Stated exercise
Reproduce verbatim the lines of the data below, from the line containing "legend-marker [231,383,238,391]" up to and including the line containing "header-bar [18,24,967,62]".

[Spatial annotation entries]
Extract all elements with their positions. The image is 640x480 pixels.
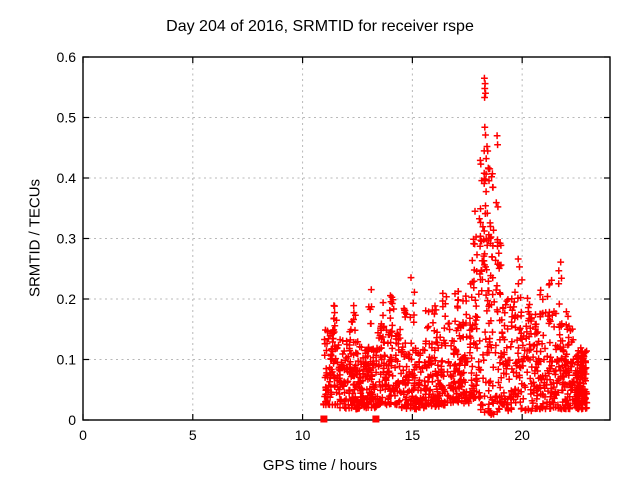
y-axis-label: SRMTID / TECUs (26, 178, 44, 298)
x-tick-label: 5 (189, 427, 197, 443)
x-tick-label: 20 (514, 427, 530, 443)
square-marker (320, 415, 328, 423)
x-tick-label: 15 (405, 427, 421, 443)
data-points-plus (320, 74, 591, 418)
x-tick-labels: 0 5 10 15 20 (79, 427, 530, 443)
y-tick-label: 0.5 (57, 110, 77, 126)
chart-title: Day 204 of 2016, SRMTID for receiver rsp… (166, 18, 474, 35)
x-tick-label: 10 (295, 427, 311, 443)
y-tick-label: 0.4 (57, 170, 77, 186)
y-tick-label: 0.6 (57, 49, 77, 65)
square-marker (372, 415, 380, 423)
y-tick-label: 0.2 (57, 291, 77, 307)
y-tick-label: 0.1 (57, 352, 77, 368)
x-axis-label: GPS time / hours (262, 457, 378, 474)
axis-ticks (82, 56, 610, 421)
y-tick-label: 0 (68, 412, 76, 428)
y-tick-labels: 0 0.1 0.2 0.3 0.4 0.5 0.6 (57, 49, 77, 428)
y-tick-label: 0.3 (57, 231, 77, 247)
data-points-squares (320, 415, 380, 423)
x-tick-label: 0 (79, 427, 87, 443)
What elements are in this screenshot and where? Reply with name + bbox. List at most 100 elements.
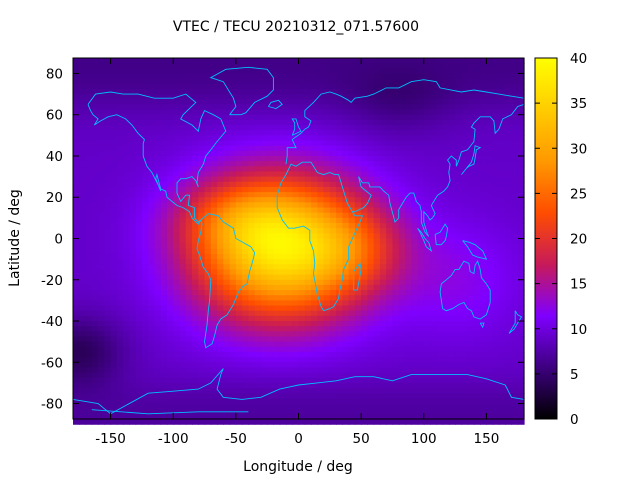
heatmap-cell: [442, 83, 450, 90]
heatmap-cell: [386, 223, 394, 229]
heatmap-cell: [473, 398, 481, 405]
heatmap-cell: [448, 248, 456, 255]
heatmap-cell: [229, 73, 237, 80]
heatmap-cell: [260, 264, 268, 271]
heatmap-cell: [423, 388, 431, 394]
heatmap-cell: [411, 279, 419, 286]
heatmap-cell: [85, 130, 93, 136]
heatmap-cell: [148, 181, 156, 188]
heatmap-cell: [517, 346, 525, 353]
heatmap-cell: [304, 176, 312, 183]
heatmap-cell: [242, 58, 249, 64]
heatmap-cell: [304, 310, 312, 317]
heatmap-cell: [442, 99, 450, 106]
heatmap-cell: [461, 186, 469, 193]
heatmap-cell: [467, 300, 475, 307]
heatmap-cell: [517, 264, 525, 271]
heatmap-cell: [210, 284, 218, 291]
heatmap-cell: [423, 259, 431, 265]
heatmap-cell: [398, 269, 406, 276]
heatmap-cell: [292, 135, 300, 142]
heatmap-cell: [248, 362, 256, 369]
heatmap-cell: [505, 99, 513, 106]
heatmap-cell: [386, 315, 394, 322]
heatmap-cell: [411, 233, 419, 240]
heatmap-cell: [323, 223, 331, 229]
heatmap-cell: [436, 331, 444, 338]
heatmap-cell: [411, 341, 419, 348]
heatmap-cell: [448, 321, 456, 327]
heatmap-cell: [79, 176, 87, 183]
heatmap-cell: [248, 176, 256, 183]
heatmap-cell: [367, 341, 375, 348]
heatmap-cell: [223, 331, 231, 338]
heatmap-cell: [379, 166, 387, 173]
heatmap-cell: [404, 88, 412, 95]
heatmap-cell: [91, 238, 99, 245]
heatmap-cell: [336, 109, 343, 116]
heatmap-cell: [273, 73, 281, 80]
heatmap-cell: [210, 362, 218, 369]
heatmap-cell: [160, 94, 168, 100]
heatmap-cell: [498, 279, 506, 286]
heatmap-cell: [123, 104, 130, 111]
heatmap-cell: [404, 367, 412, 374]
heatmap-cell: [329, 382, 337, 389]
heatmap-cell: [373, 367, 381, 374]
heatmap-cell: [448, 351, 456, 358]
heatmap-cell: [417, 408, 425, 415]
heatmap-cell: [486, 362, 494, 369]
heatmap-cell: [417, 341, 425, 348]
heatmap-cell: [123, 269, 130, 276]
heatmap-cell: [116, 346, 124, 353]
heatmap-cell: [166, 104, 174, 111]
heatmap-cell: [455, 264, 462, 271]
heatmap-cell: [173, 403, 181, 410]
heatmap-cell: [367, 238, 375, 245]
heatmap-cell: [467, 150, 475, 157]
heatmap-cell: [154, 119, 162, 126]
heatmap-cell: [210, 161, 218, 167]
heatmap-cell: [185, 119, 193, 126]
heatmap-cell: [392, 171, 400, 178]
heatmap-cell: [411, 284, 419, 291]
heatmap-cell: [511, 377, 519, 384]
heatmap-cell: [467, 326, 475, 332]
heatmap-cell: [486, 357, 494, 363]
heatmap-cell: [511, 130, 519, 136]
heatmap-cell: [298, 331, 306, 338]
heatmap-cell: [436, 155, 444, 162]
heatmap-cell: [141, 388, 149, 394]
heatmap-cell: [423, 295, 431, 301]
heatmap-cell: [480, 186, 488, 193]
heatmap-cell: [342, 336, 350, 343]
heatmap-cell: [486, 181, 494, 188]
heatmap-cell: [79, 186, 87, 193]
heatmap-cell: [173, 155, 181, 162]
heatmap-cell: [404, 346, 412, 353]
heatmap-cell: [430, 161, 437, 167]
heatmap-cell: [273, 290, 281, 296]
heatmap-cell: [154, 125, 162, 131]
heatmap-cell: [217, 63, 224, 69]
heatmap-cell: [185, 243, 193, 250]
heatmap-cell: [217, 398, 224, 405]
heatmap-cell: [98, 186, 105, 193]
heatmap-cell: [436, 78, 444, 85]
heatmap-cell: [248, 217, 256, 224]
heatmap-cell: [173, 114, 181, 121]
heatmap-cell: [210, 171, 218, 178]
heatmap-cell: [135, 150, 143, 157]
heatmap-cell: [311, 88, 318, 95]
heatmap-cell: [398, 68, 406, 75]
heatmap-cell: [298, 264, 306, 271]
heatmap-cell: [386, 403, 394, 410]
heatmap-cell: [323, 119, 331, 126]
heatmap-cell: [192, 305, 199, 312]
heatmap-cell: [480, 228, 488, 234]
heatmap-cell: [317, 346, 325, 353]
heatmap-cell: [392, 382, 400, 389]
heatmap-cell: [285, 228, 293, 234]
heatmap-cell: [123, 166, 130, 173]
heatmap-cell: [166, 192, 174, 198]
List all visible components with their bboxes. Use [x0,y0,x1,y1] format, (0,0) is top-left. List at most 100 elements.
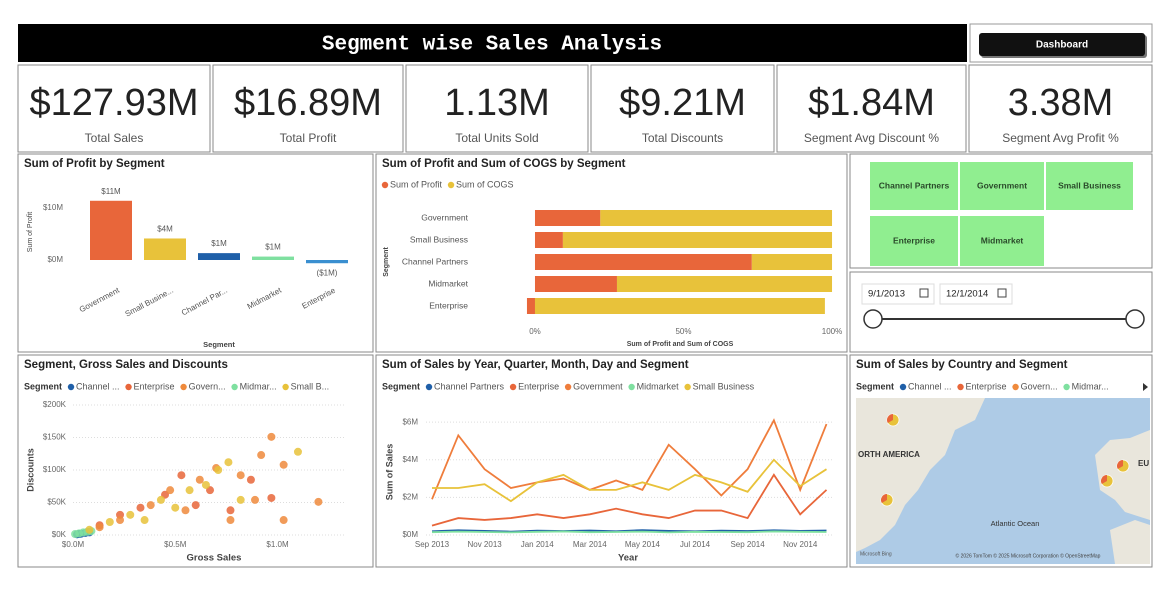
legend-marker [231,383,238,391]
line-series [431,418,828,500]
legend-label: Enterprise [966,381,1007,391]
scatter-point [156,495,165,504]
y-tick-label: $50K [47,498,66,507]
legend-marker [628,383,635,391]
line-series [431,530,827,534]
scatter-point [279,460,288,469]
y-tick-label: $0M [402,530,418,539]
legend-marker [125,383,132,391]
bar [198,253,240,260]
date-box[interactable] [861,283,935,305]
y-axis-title: Sum of Sales [384,444,394,501]
scatter-point [267,432,276,441]
legend-label: Govern... [1021,381,1058,391]
scatter-point [185,486,194,495]
line-series [431,529,827,533]
legend-title: Segment [24,381,62,391]
legend-label: Enterprise [518,381,559,391]
slider-handle[interactable] [863,309,883,329]
scatter-point [251,495,260,504]
slicer-label[interactable]: Small Business [1058,180,1121,190]
legend-label: Sum of Profit [390,179,443,189]
data-label: $4M [157,225,173,234]
header-bar [18,24,967,62]
kpi-value: $16.89M [234,82,382,124]
x-axis-title: Sum of Profit and Sum of COGS [627,341,734,348]
legend-label: Channel ... [76,381,120,391]
y-tick-label: $6M [402,417,418,426]
legend-label: Midmar... [240,381,277,391]
bar-segment [526,298,535,314]
kpi-label: Total Discounts [642,131,723,145]
y-tick-label: Channel Partners [402,256,468,266]
bar-segment [751,254,833,270]
kpi-label: Total Profit [280,131,337,145]
scatter-point [85,525,94,534]
scatter-point [201,480,210,489]
scatter-point [214,466,223,474]
map-land [1095,430,1150,520]
legend-title: Segment [382,381,420,391]
panel [375,153,848,353]
scatter-point [314,497,323,506]
map-pie-slice [880,494,887,503]
scatter-point [224,458,233,467]
slicer-tile[interactable] [960,162,1044,210]
line-series [432,458,827,503]
slider-handle[interactable] [1125,309,1145,329]
kpi-label: Total Sales [85,131,144,145]
scatter-point [146,501,155,510]
slicer-label[interactable]: Government [977,180,1027,190]
panel [17,153,374,353]
scatter-point [136,503,145,512]
legend-marker [67,383,75,391]
slicer-tile[interactable] [870,216,958,266]
x-tick-label: Mar 2014 [573,540,607,549]
map-pie-slice [886,414,893,423]
date-value[interactable]: 12/1/2014 [946,289,988,300]
slicer-tile[interactable] [1046,162,1133,210]
y-tick-label: $100K [43,465,67,474]
map-pie-slice [1100,475,1107,484]
slicer-tile[interactable] [870,162,958,210]
button-label[interactable]: Dashboard [1036,40,1088,51]
x-tick-label: Nov 2013 [467,540,502,549]
legend-marker [564,383,572,391]
x-tick-label: Jul 2014 [680,540,711,549]
scatter-point [171,503,180,512]
slicer-tile[interactable] [960,216,1044,266]
chart-title: Sum of Profit by Segment [24,158,165,170]
x-tick-label: 50% [675,327,691,336]
map-land [856,398,985,552]
y-tick-label: Small Business [410,234,468,244]
chart-title: Sum of Profit and Sum of COGS by Segment [382,158,626,170]
scatter-point [293,447,302,456]
panel [405,64,589,153]
slicer-label[interactable]: Midmarket [981,235,1024,245]
x-tick-label: $0.0M [62,540,85,549]
legend-marker [282,383,289,391]
bar-segment [616,276,833,292]
scatter-point [226,506,235,515]
y-tick-label: $0M [47,255,63,264]
date-value[interactable]: 9/1/2013 [868,289,905,300]
legend-label: Channel Partners [434,381,505,391]
y-tick-label: Enterprise [429,300,468,310]
slicer-label[interactable]: Enterprise [893,235,935,245]
map-pie-slice [1116,460,1123,469]
date-box[interactable] [939,283,1013,305]
legend-label: Small Business [693,381,755,391]
y-axis-title: Sum of Profit [27,212,34,253]
scatter-point [177,471,186,480]
legend-marker [381,181,389,189]
data-label: $11M [101,187,121,196]
slicer-label[interactable]: Channel Partners [879,180,950,190]
kpi-label: Total Units Sold [455,131,538,145]
dashboard-button[interactable] [979,33,1145,56]
data-label: $1M [265,243,281,252]
legend-marker [509,383,517,391]
chart-title: Segment, Gross Sales and Discounts [24,359,228,371]
panel [590,64,775,153]
panel [776,64,967,153]
legend-label: Govern... [189,381,226,391]
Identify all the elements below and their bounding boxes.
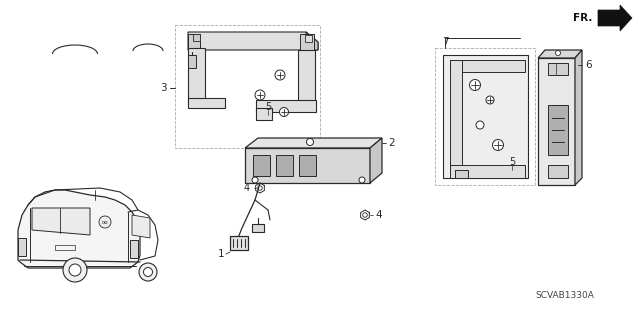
Polygon shape [188, 55, 196, 68]
Polygon shape [305, 35, 312, 42]
Circle shape [486, 96, 494, 104]
Circle shape [363, 213, 367, 217]
Circle shape [258, 186, 262, 190]
Polygon shape [548, 63, 568, 75]
Polygon shape [245, 148, 370, 183]
Circle shape [470, 79, 481, 91]
Polygon shape [253, 155, 270, 176]
Polygon shape [256, 108, 272, 120]
Polygon shape [188, 34, 200, 48]
Text: oo: oo [102, 219, 108, 225]
Circle shape [252, 177, 258, 183]
Polygon shape [188, 98, 225, 108]
Polygon shape [538, 50, 582, 58]
Text: 5: 5 [509, 157, 515, 167]
Circle shape [143, 268, 152, 277]
Circle shape [359, 177, 365, 183]
Text: 5: 5 [265, 102, 271, 112]
Polygon shape [306, 32, 318, 50]
Polygon shape [32, 208, 90, 235]
Circle shape [69, 264, 81, 276]
Text: 4: 4 [244, 183, 250, 193]
Polygon shape [193, 34, 200, 41]
Circle shape [255, 90, 265, 100]
Polygon shape [276, 155, 293, 176]
Polygon shape [548, 165, 568, 178]
Circle shape [99, 216, 111, 228]
Text: 2: 2 [388, 138, 395, 148]
Text: 1: 1 [218, 249, 224, 259]
Polygon shape [443, 55, 528, 178]
Polygon shape [575, 50, 582, 185]
Circle shape [275, 70, 285, 80]
Polygon shape [450, 60, 525, 72]
Polygon shape [130, 240, 138, 258]
Polygon shape [18, 238, 26, 256]
Polygon shape [245, 138, 382, 148]
Polygon shape [18, 190, 140, 268]
Circle shape [139, 263, 157, 281]
Text: 3: 3 [160, 83, 166, 93]
Polygon shape [300, 34, 314, 50]
Polygon shape [299, 155, 316, 176]
Circle shape [280, 108, 289, 116]
Circle shape [493, 139, 504, 151]
Polygon shape [188, 32, 318, 50]
Polygon shape [598, 5, 632, 31]
Polygon shape [370, 138, 382, 183]
Polygon shape [188, 48, 205, 105]
Text: 4: 4 [375, 210, 381, 220]
Text: 7: 7 [442, 37, 448, 47]
Polygon shape [298, 50, 315, 108]
Polygon shape [450, 165, 525, 178]
Circle shape [307, 138, 314, 145]
Polygon shape [450, 60, 462, 175]
Text: 6: 6 [585, 60, 591, 70]
Text: FR.: FR. [573, 13, 592, 23]
Polygon shape [132, 215, 150, 238]
Polygon shape [256, 100, 316, 112]
Polygon shape [455, 170, 468, 178]
Polygon shape [252, 224, 264, 232]
Polygon shape [538, 58, 575, 185]
Circle shape [556, 50, 561, 56]
Polygon shape [548, 105, 568, 155]
Circle shape [63, 258, 87, 282]
Circle shape [476, 121, 484, 129]
Polygon shape [230, 236, 248, 250]
Text: SCVAB1330A: SCVAB1330A [536, 291, 595, 300]
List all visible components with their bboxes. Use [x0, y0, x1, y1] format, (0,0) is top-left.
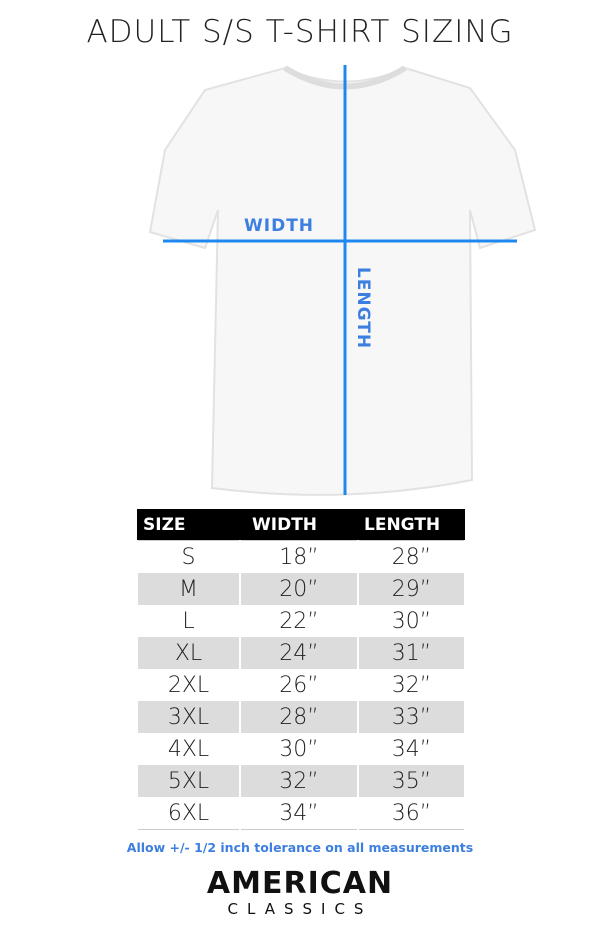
- cell-length: 36”: [357, 797, 466, 830]
- brand-logo-line2: CLASSICS: [227, 900, 373, 918]
- table-row: 3XL 28” 33”: [136, 701, 466, 733]
- cell-width: 34”: [239, 797, 359, 830]
- header-width: WIDTH: [240, 509, 358, 541]
- cell-size: L: [136, 605, 241, 637]
- table-row: 6XL 34” 36”: [136, 797, 466, 830]
- cell-length: 31”: [357, 637, 466, 669]
- cell-length: 34”: [357, 733, 466, 765]
- table-row: 4XL 30” 34”: [136, 733, 466, 765]
- width-label: WIDTH: [244, 216, 315, 236]
- table-row: S 18” 28”: [136, 540, 466, 573]
- cell-size: S: [136, 540, 241, 573]
- cell-size: 4XL: [136, 733, 241, 765]
- cell-length: 30”: [357, 605, 466, 637]
- tshirt-shape: [148, 66, 537, 496]
- header-size: SIZE: [137, 509, 240, 541]
- cell-width: 24”: [239, 637, 359, 669]
- cell-length: 32”: [357, 669, 466, 701]
- cell-size: 5XL: [136, 765, 241, 797]
- brand-logo-line1: AMERICAN: [206, 866, 394, 901]
- table-row: XL 24” 31”: [136, 637, 466, 669]
- cell-width: 26”: [239, 669, 359, 701]
- table-header: SIZE WIDTH LENGTH: [137, 509, 465, 541]
- cell-width: 22”: [239, 605, 359, 637]
- tolerance-note: Allow +/- 1/2 inch tolerance on all meas…: [126, 840, 474, 855]
- cell-size: 6XL: [136, 797, 241, 830]
- cell-width: 30”: [239, 733, 359, 765]
- header-length: LENGTH: [358, 509, 465, 541]
- size-table: SIZE WIDTH LENGTH S 18” 28” M 20” 29” L 22” 30” X…: [136, 509, 466, 830]
- cell-length: 29”: [357, 573, 466, 605]
- cell-length: 28”: [357, 540, 466, 573]
- table-row: 2XL 26” 32”: [136, 669, 466, 701]
- cell-size: M: [136, 573, 241, 605]
- cell-width: 32”: [239, 765, 359, 797]
- cell-size: 3XL: [136, 701, 241, 733]
- table-row: 5XL 32” 35”: [136, 765, 466, 797]
- cell-width: 18”: [239, 540, 359, 573]
- cell-width: 20”: [239, 573, 359, 605]
- cell-length: 33”: [357, 701, 466, 733]
- length-label: LENGTH: [353, 266, 373, 350]
- cell-width: 28”: [239, 701, 359, 733]
- page-title: ADULT S/S T-SHIRT SIZING: [86, 14, 514, 50]
- table-row: L 22” 30”: [136, 605, 466, 637]
- cell-size: 2XL: [136, 669, 241, 701]
- cell-size: XL: [136, 637, 241, 669]
- cell-length: 35”: [357, 765, 466, 797]
- table-row: M 20” 29”: [136, 573, 466, 605]
- tshirt-diagram: [148, 65, 537, 496]
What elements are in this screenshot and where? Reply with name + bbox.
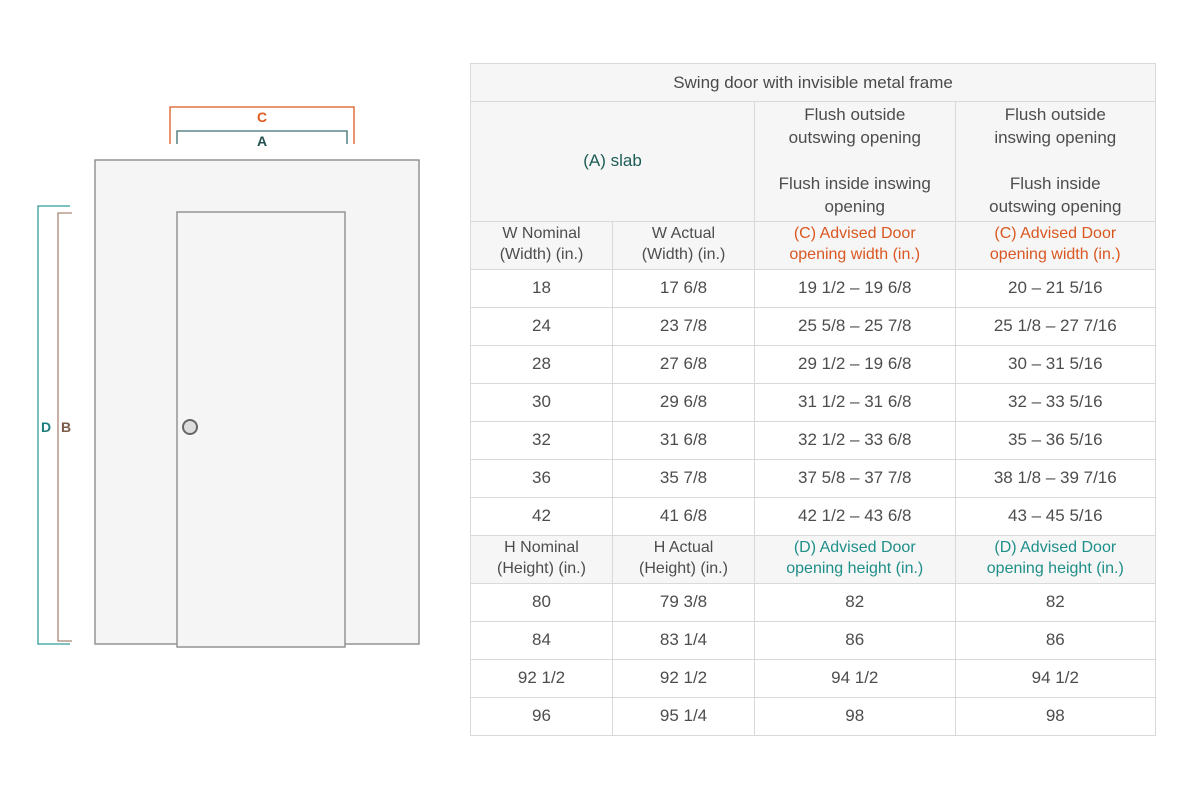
svg-text:B: B	[61, 419, 71, 435]
svg-text:C: C	[257, 109, 267, 125]
svg-text:A: A	[257, 133, 267, 149]
svg-text:D: D	[41, 419, 51, 435]
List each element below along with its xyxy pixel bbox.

Full output
legend-marker [231,383,238,391]
line-series [431,418,828,500]
legend-label: Enterprise [966,381,1007,391]
scatter-point [156,495,165,504]
y-tick-label: $50K [47,498,66,507]
legend-marker [628,383,635,391]
line-series [431,530,827,534]
scatter-point [279,460,288,469]
y-tick-label: $0M [402,530,418,539]
legend-marker [125,383,132,391]
bar [198,253,240,260]
date-box[interactable] [861,283,935,305]
y-axis-title: Sum of Sales [384,444,394,501]
scatter-point [267,432,276,441]
legend-label: Govern... [1021,381,1058,391]
scatter-point [185,486,194,495]
line-series [431,529,827,533]
legend-title: Segment [24,381,62,391]
legend-label: Enterprise [518,381,559,391]
slider-handle[interactable] [863,309,883,329]
scatter-point [251,495,260,504]
slicer-label[interactable]: Small Business [1058,180,1121,190]
legend-label: Sum of Profit [390,179,443,189]
data-label: $4M [157,225,173,234]
header-bar [18,24,967,62]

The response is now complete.